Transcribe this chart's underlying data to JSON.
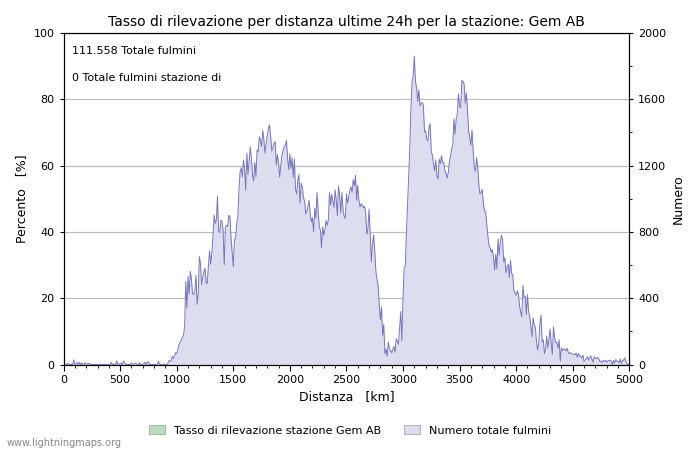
{
  "title": "Tasso di rilevazione per distanza ultime 24h per la stazione: Gem AB",
  "xlabel": "Distanza   [km]",
  "ylabel_left": "Percento   [%]",
  "ylabel_right": "Numero",
  "annotation_line1": "111.558 Totale fulmini",
  "annotation_line2": "0 Totale fulmini stazione di",
  "xlim": [
    0,
    5000
  ],
  "ylim_left": [
    0,
    100
  ],
  "ylim_right": [
    0,
    2000
  ],
  "xticks": [
    0,
    500,
    1000,
    1500,
    2000,
    2500,
    3000,
    3500,
    4000,
    4500,
    5000
  ],
  "yticks_left": [
    0,
    20,
    40,
    60,
    80,
    100
  ],
  "yticks_right": [
    0,
    400,
    800,
    1200,
    1600,
    2000
  ],
  "legend_label_green": "Tasso di rilevazione stazione Gem AB",
  "legend_label_blue": "Numero totale fulmini",
  "watermark": "www.lightningmaps.org",
  "line_color": "#7777bb",
  "fill_color": "#ddddf0",
  "green_fill_color": "#bbddbb",
  "background_color": "#ffffff",
  "grid_color": "#bbbbbb",
  "title_fontsize": 10,
  "axis_fontsize": 9,
  "tick_fontsize": 8,
  "annot_fontsize": 8
}
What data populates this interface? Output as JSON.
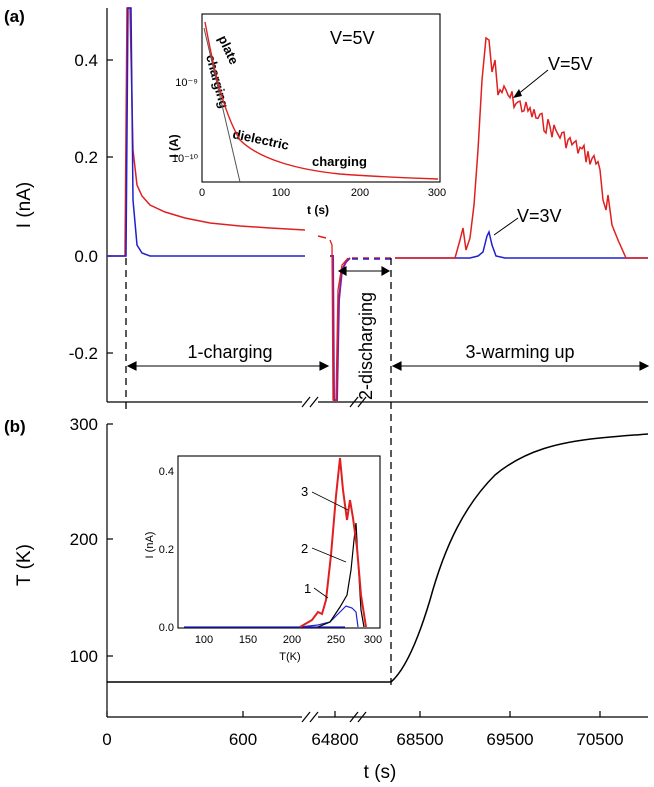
{
  "panel_a": {
    "label": "(a)",
    "ylabel": "I (nA)",
    "yticks": [
      "0.4",
      "0.2",
      "0.0",
      "-0.2"
    ],
    "annotations": {
      "v5": "V=5V",
      "v3": "V=3V",
      "charging": "1-charging",
      "discharging": "2-discharging",
      "warming": "3-warming up"
    },
    "inset": {
      "ylabel": "I (A)",
      "xlabel": "t (s)",
      "xticks": [
        "0",
        "100",
        "200",
        "300"
      ],
      "yticks": [
        "10⁻⁹",
        "10⁻¹⁰"
      ],
      "title": "V=5V",
      "plate": "plate",
      "plate2": "charging",
      "dielectric": "dielectric",
      "charging": "charging"
    }
  },
  "panel_b": {
    "label": "(b)",
    "ylabel": "T (K)",
    "yticks": [
      "300",
      "200",
      "100"
    ],
    "xlabel": "t (s)",
    "xticks": [
      "0",
      "600",
      "64800",
      "68500",
      "69500",
      "70500"
    ],
    "inset": {
      "ylabel": "I (nA)",
      "xlabel": "T(K)",
      "xticks": [
        "100",
        "150",
        "200",
        "250",
        "300"
      ],
      "yticks": [
        "0.4",
        "0.2",
        "0.0"
      ],
      "curve_labels": [
        "1",
        "2",
        "3"
      ]
    }
  },
  "colors": {
    "red": "#e02020",
    "blue": "#2020cc",
    "black": "#000000",
    "purple": "#8020a0"
  },
  "chart_data": [
    {
      "type": "line",
      "panel": "a",
      "ylim": [
        -0.3,
        0.5
      ],
      "series": [
        {
          "name": "V=5V",
          "color": "red",
          "charging_decay": [
            [
              0,
              0.5
            ],
            [
              10,
              0.12
            ],
            [
              40,
              0.09
            ],
            [
              100,
              0.07
            ],
            [
              200,
              0.055
            ]
          ],
          "warming_peak_x_fraction": 0.27,
          "warming_peak_value": 0.45
        },
        {
          "name": "V=3V",
          "color": "blue",
          "charging_decay": [
            [
              0,
              0.5
            ],
            [
              5,
              0.02
            ],
            [
              20,
              0.0
            ]
          ],
          "warming_peak_value": 0.04
        }
      ]
    },
    {
      "type": "line",
      "panel": "a-inset",
      "xlim": [
        0,
        300
      ],
      "x": [
        5,
        20,
        40,
        60,
        100,
        150,
        200,
        250,
        300
      ],
      "series": [
        {
          "values_log10": [
            -8.7,
            -9.2,
            -9.6,
            -9.8,
            -9.93,
            -10.0,
            -10.05,
            -10.08,
            -10.1
          ]
        }
      ]
    },
    {
      "type": "line",
      "panel": "b",
      "ylim": [
        50,
        300
      ],
      "x_segments": [
        "0-600",
        "64800",
        "68500-70500"
      ],
      "series": [
        {
          "points": [
            [
              68180,
              78
            ],
            [
              68500,
              140
            ],
            [
              68800,
              210
            ],
            [
              69200,
              255
            ],
            [
              69700,
              278
            ],
            [
              70200,
              286
            ],
            [
              70700,
              290
            ]
          ]
        }
      ]
    },
    {
      "type": "line",
      "panel": "b-inset",
      "xlim": [
        70,
        300
      ],
      "ylim": [
        0,
        0.45
      ],
      "series": [
        {
          "name": "1",
          "color": "blue",
          "points": [
            [
              80,
              0
            ],
            [
              230,
              0.005
            ],
            [
              260,
              0.01
            ],
            [
              275,
              0.04
            ],
            [
              285,
              0.05
            ],
            [
              290,
              0
            ]
          ]
        },
        {
          "name": "2",
          "color": "black",
          "points": [
            [
              200,
              0
            ],
            [
              250,
              0.005
            ],
            [
              262,
              0.03
            ],
            [
              270,
              0.12
            ],
            [
              278,
              0.28
            ],
            [
              285,
              0.1
            ],
            [
              290,
              0
            ]
          ]
        },
        {
          "name": "3",
          "color": "red",
          "points": [
            [
              200,
              0
            ],
            [
              240,
              0.03
            ],
            [
              250,
              0.04
            ],
            [
              260,
              0.44
            ],
            [
              265,
              0.25
            ],
            [
              272,
              0.35
            ],
            [
              280,
              0.2
            ],
            [
              290,
              0
            ]
          ]
        }
      ]
    }
  ]
}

----

* [Goal] Omit the pictures, and quote the material above exactly as given.

* [Result for this exercise]
Transcribe this chart's underlying data to JSON.
{
  "title": "Tasso di rilevazione per distanza ultime 24h per la stazione: Gem AB",
  "xlabel": "Distanza   [km]",
  "ylabel_left": "Percento   [%]",
  "ylabel_right": "Numero",
  "annotation_line1": "111.558 Totale fulmini",
  "annotation_line2": "0 Totale fulmini stazione di",
  "xlim": [
    0,
    5000
  ],
  "ylim_left": [
    0,
    100
  ],
  "ylim_right": [
    0,
    2000
  ],
  "xticks": [
    0,
    500,
    1000,
    1500,
    2000,
    2500,
    3000,
    3500,
    4000,
    4500,
    5000
  ],
  "yticks_left": [
    0,
    20,
    40,
    60,
    80,
    100
  ],
  "yticks_right": [
    0,
    400,
    800,
    1200,
    1600,
    2000
  ],
  "legend_label_green": "Tasso di rilevazione stazione Gem AB",
  "legend_label_blue": "Numero totale fulmini",
  "watermark": "www.lightningmaps.org",
  "line_color": "#7777bb",
  "fill_color": "#ddddf0",
  "green_fill_color": "#bbddbb",
  "background_color": "#ffffff",
  "grid_color": "#bbbbbb",
  "title_fontsize": 10,
  "axis_fontsize": 9,
  "tick_fontsize": 8,
  "annot_fontsize": 8
}
What data populates this interface? Output as JSON.
{
  "panel_a": {
    "label": "(a)",
    "ylabel": "I (nA)",
    "yticks": [
      "0.4",
      "0.2",
      "0.0",
      "-0.2"
    ],
    "annotations": {
      "v5": "V=5V",
      "v3": "V=3V",
      "charging": "1-charging",
      "discharging": "2-discharging",
      "warming": "3-warming up"
    },
    "inset": {
      "ylabel": "I (A)",
      "xlabel": "t (s)",
      "xticks": [
        "0",
        "100",
        "200",
        "300"
      ],
      "yticks": [
        "10⁻⁹",
        "10⁻¹⁰"
      ],
      "title": "V=5V",
      "plate": "plate",
      "plate2": "charging",
      "dielectric": "dielectric",
      "charging": "charging"
    }
  },
  "panel_b": {
    "label": "(b)",
    "ylabel": "T (K)",
    "yticks": [
      "300",
      "200",
      "100"
    ],
    "xlabel": "t (s)",
    "xticks": [
      "0",
      "600",
      "64800",
      "68500",
      "69500",
      "70500"
    ],
    "inset": {
      "ylabel": "I (nA)",
      "xlabel": "T(K)",
      "xticks": [
        "100",
        "150",
        "200",
        "250",
        "300"
      ],
      "yticks": [
        "0.4",
        "0.2",
        "0.0"
      ],
      "curve_labels": [
        "1",
        "2",
        "3"
      ]
    }
  },
  "colors": {
    "red": "#e02020",
    "blue": "#2020cc",
    "black": "#000000",
    "purple": "#8020a0"
  },
  "chart_data": [
    {
      "type": "line",
      "panel": "a",
      "ylim": [
        -0.3,
        0.5
      ],
      "series": [
        {
          "name": "V=5V",
          "color": "red",
          "charging_decay": [
            [
              0,
              0.5
            ],
            [
              10,
              0.12
            ],
            [
              40,
              0.09
            ],
            [
              100,
              0.07
            ],
            [
              200,
              0.055
            ]
          ],
          "warming_peak_x_fraction": 0.27,
          "warming_peak_value": 0.45
        },
        {
          "name": "V=3V",
          "color": "blue",
          "charging_decay": [
            [
              0,
              0.5
            ],
            [
              5,
              0.02
            ],
            [
              20,
              0.0
            ]
          ],
          "warming_peak_value": 0.04
        }
      ]
    },
    {
      "type": "line",
      "panel": "a-inset",
      "xlim": [
        0,
        300
      ],
      "x": [
        5,
        20,
        40,
        60,
        100,
        150,
        200,
        250,
        300
      ],
      "series": [
        {
          "values_log10": [
            -8.7,
            -9.2,
            -9.6,
            -9.8,
            -9.93,
            -10.0,
            -10.05,
            -10.08,
            -10.1
          ]
        }
      ]
    },
    {
      "type": "line",
      "panel": "b",
      "ylim": [
        50,
        300
      ],
      "x_segments": [
        "0-600",
        "64800",
        "68500-70500"
      ],
      "series": [
        {
          "points": [
            [
              68180,
              78
            ],
            [
              68500,
              140
            ],
            [
              68800,
              210
            ],
            [
              69200,
              255
            ],
            [
              69700,
              278
            ],
            [
              70200,
              286
            ],
            [
              70700,
              290
            ]
          ]
        }
      ]
    },
    {
      "type": "line",
      "panel": "b-inset",
      "xlim": [
        70,
        300
      ],
      "ylim": [
        0,
        0.45
      ],
      "series": [
        {
          "name": "1",
          "color": "blue",
          "points": [
            [
              80,
              0
            ],
            [
              230,
              0.005
            ],
            [
              260,
              0.01
            ],
            [
              275,
              0.04
            ],
            [
              285,
              0.05
            ],
            [
              290,
              0
            ]
          ]
        },
        {
          "name": "2",
          "color": "black",
          "points": [
            [
              200,
              0
            ],
            [
              250,
              0.005
            ],
            [
              262,
              0.03
            ],
            [
              270,
              0.12
            ],
            [
              278,
              0.28
            ],
            [
              285,
              0.1
            ],
            [
              290,
              0
            ]
          ]
        },
        {
          "name": "3",
          "color": "red",
          "points": [
            [
              200,
              0
            ],
            [
              240,
              0.03
            ],
            [
              250,
              0.04
            ],
            [
              260,
              0.44
            ],
            [
              265,
              0.25
            ],
            [
              272,
              0.35
            ],
            [
              280,
              0.2
            ],
            [
              290,
              0
            ]
          ]
        }
      ]
    }
  ]
}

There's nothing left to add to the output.